§ **Task requirements**
Reproduce every line in the listing that contains the word "xlabel".

§ **Material**
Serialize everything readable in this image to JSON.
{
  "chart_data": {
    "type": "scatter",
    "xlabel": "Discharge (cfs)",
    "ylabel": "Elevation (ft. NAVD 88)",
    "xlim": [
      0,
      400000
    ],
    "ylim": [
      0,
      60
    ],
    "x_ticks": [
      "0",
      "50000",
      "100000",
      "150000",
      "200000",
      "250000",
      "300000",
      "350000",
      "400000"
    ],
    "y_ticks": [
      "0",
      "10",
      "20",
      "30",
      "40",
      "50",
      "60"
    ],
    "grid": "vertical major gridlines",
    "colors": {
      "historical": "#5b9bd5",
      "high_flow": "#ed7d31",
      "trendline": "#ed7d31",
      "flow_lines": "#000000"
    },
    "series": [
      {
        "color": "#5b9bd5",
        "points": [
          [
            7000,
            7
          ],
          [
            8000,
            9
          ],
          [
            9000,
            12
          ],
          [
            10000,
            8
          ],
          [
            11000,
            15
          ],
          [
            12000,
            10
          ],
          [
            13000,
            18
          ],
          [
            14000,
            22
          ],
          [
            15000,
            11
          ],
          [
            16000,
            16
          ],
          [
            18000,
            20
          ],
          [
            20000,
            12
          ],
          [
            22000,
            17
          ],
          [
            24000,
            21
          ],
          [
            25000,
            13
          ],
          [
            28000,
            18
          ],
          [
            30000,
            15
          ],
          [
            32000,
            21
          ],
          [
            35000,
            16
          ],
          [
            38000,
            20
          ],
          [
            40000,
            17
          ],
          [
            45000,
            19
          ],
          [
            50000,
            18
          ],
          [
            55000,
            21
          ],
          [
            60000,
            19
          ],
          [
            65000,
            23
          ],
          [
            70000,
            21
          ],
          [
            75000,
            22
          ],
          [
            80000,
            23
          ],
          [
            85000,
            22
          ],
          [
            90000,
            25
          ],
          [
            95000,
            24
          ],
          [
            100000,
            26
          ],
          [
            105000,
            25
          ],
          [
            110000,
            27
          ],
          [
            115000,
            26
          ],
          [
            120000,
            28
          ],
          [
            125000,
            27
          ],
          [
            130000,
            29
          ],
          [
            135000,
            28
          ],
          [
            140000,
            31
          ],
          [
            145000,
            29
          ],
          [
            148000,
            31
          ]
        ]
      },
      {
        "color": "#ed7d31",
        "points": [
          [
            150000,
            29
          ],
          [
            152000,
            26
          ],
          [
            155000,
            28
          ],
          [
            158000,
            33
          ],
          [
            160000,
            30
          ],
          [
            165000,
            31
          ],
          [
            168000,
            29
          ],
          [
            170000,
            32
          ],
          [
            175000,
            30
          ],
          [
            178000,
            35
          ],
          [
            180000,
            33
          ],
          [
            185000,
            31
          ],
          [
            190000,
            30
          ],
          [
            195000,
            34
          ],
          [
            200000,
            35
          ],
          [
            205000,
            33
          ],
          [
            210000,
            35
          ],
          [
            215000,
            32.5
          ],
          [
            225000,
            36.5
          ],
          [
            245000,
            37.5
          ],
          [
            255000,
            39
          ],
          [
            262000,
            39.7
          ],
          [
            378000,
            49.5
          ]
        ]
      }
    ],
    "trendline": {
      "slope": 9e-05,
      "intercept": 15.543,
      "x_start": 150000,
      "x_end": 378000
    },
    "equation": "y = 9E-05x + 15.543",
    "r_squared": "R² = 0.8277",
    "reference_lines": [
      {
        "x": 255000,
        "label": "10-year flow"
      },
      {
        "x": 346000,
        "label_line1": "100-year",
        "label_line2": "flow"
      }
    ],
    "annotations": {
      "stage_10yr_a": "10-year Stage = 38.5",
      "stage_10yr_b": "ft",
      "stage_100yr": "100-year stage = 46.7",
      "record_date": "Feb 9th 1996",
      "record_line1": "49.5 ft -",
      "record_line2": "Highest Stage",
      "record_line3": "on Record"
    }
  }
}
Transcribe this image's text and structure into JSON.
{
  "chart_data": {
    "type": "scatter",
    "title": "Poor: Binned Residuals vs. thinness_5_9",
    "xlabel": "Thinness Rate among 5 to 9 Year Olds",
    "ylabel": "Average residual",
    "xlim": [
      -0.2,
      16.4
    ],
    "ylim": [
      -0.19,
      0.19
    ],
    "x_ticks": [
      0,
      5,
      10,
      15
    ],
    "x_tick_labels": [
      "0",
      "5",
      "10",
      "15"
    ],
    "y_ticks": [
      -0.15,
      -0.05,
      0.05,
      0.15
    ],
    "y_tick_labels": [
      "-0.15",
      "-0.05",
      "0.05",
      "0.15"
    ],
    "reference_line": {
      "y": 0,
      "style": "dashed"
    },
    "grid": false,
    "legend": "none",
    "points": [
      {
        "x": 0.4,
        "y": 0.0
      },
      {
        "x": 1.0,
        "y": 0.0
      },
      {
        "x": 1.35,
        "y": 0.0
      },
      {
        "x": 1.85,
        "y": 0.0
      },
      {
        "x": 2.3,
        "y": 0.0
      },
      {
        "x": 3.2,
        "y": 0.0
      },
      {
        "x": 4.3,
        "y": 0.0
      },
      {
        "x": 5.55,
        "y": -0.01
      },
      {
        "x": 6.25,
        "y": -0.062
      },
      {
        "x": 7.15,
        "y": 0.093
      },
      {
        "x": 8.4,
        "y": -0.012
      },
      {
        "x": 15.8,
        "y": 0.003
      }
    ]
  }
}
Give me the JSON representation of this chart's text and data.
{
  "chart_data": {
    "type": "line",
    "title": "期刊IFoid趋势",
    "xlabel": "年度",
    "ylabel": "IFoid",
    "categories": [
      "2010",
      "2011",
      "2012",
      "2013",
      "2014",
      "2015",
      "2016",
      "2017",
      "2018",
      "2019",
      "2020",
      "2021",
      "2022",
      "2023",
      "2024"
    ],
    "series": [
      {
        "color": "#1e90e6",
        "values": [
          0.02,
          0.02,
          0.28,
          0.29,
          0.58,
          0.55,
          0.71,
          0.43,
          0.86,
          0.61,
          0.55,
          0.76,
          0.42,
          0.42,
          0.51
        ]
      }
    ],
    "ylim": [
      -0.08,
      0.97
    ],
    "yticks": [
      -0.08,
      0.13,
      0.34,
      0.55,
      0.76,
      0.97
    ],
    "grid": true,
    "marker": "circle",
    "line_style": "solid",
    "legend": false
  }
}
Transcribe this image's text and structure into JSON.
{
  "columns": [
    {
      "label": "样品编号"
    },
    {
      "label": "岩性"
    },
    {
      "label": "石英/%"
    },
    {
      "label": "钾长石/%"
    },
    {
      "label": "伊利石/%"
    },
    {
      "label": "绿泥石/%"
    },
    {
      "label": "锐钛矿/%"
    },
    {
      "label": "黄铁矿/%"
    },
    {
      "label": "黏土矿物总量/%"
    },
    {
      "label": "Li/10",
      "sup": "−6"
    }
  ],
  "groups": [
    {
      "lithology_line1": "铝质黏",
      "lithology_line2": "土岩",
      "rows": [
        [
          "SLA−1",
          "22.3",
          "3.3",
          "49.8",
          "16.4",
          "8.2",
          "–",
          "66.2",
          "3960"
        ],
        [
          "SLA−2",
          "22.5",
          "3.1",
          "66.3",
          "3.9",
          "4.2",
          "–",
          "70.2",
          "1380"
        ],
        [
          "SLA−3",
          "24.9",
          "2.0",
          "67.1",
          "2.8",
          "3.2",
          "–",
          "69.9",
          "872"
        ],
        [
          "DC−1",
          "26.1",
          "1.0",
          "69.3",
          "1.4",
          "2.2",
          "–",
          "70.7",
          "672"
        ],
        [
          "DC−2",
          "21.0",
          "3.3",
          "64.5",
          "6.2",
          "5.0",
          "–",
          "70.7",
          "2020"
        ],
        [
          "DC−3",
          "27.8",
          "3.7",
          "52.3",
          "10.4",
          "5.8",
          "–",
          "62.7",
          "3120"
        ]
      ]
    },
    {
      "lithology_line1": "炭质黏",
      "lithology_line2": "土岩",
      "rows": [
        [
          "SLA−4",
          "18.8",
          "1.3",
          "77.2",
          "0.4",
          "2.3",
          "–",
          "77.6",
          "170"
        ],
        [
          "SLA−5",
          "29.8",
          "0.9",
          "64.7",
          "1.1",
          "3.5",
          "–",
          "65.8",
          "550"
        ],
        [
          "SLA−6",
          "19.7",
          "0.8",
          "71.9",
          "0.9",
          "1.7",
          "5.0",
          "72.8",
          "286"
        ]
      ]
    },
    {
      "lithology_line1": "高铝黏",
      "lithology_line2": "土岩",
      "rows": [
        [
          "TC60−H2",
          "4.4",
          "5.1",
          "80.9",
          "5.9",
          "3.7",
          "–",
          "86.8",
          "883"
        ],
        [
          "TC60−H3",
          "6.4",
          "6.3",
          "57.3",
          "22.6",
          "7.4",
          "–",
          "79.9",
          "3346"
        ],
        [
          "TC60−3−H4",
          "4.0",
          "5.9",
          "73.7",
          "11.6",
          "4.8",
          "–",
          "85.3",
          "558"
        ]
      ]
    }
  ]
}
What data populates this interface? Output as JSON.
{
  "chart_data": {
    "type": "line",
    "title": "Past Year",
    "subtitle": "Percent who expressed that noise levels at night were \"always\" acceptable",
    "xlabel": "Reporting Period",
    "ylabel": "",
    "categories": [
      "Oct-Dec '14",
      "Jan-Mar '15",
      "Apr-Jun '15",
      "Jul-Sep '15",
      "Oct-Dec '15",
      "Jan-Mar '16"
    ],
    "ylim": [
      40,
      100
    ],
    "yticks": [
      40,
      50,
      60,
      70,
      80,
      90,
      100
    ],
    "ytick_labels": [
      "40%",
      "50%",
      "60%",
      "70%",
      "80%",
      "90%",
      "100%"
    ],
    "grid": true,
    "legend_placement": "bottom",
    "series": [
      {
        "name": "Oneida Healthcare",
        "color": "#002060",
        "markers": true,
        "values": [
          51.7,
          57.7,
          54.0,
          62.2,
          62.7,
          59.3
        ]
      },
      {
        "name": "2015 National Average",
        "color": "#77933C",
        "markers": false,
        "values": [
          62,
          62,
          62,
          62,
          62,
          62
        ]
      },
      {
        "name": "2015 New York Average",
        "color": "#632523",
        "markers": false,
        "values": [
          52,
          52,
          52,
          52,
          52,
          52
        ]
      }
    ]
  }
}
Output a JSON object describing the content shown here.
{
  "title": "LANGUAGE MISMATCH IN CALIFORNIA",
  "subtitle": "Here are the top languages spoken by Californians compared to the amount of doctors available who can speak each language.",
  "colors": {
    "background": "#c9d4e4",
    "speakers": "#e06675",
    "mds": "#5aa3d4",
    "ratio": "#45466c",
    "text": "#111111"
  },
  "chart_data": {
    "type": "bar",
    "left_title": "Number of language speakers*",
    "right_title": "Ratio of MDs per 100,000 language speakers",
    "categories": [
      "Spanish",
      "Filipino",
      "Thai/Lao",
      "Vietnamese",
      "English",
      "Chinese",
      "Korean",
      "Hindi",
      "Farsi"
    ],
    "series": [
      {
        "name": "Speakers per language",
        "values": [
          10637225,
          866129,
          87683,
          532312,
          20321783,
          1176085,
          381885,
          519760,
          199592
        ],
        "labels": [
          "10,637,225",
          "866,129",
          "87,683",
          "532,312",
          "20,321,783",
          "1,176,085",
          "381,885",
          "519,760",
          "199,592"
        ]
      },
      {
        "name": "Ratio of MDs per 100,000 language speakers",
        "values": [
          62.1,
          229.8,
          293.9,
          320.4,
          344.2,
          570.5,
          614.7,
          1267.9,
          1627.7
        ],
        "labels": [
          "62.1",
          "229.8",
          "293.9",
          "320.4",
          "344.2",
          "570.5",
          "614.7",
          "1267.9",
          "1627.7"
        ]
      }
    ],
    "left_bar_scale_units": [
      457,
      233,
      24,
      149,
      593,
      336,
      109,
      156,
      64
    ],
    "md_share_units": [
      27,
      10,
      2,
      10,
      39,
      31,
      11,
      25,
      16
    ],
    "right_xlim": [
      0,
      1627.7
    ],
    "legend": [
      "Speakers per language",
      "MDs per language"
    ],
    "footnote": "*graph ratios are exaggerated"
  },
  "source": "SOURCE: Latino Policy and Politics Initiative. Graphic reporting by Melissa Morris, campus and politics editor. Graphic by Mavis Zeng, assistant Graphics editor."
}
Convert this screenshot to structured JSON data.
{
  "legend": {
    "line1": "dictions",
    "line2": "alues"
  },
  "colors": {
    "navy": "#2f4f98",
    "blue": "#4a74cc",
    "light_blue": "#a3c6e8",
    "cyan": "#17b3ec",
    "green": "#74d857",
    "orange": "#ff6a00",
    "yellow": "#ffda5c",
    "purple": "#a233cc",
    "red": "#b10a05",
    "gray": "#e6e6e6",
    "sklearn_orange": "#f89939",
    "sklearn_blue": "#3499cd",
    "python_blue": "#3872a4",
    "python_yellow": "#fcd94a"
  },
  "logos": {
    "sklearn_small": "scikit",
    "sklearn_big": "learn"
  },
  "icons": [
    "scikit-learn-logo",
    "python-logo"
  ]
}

§ **Solution to this task**
    "xlabel": "Discharge (cfs)",
    "xlabel": "Thinness Rate among 5 to 9 Year Olds",
    "xlabel": "年度",
    "xlabel": "Reporting Period",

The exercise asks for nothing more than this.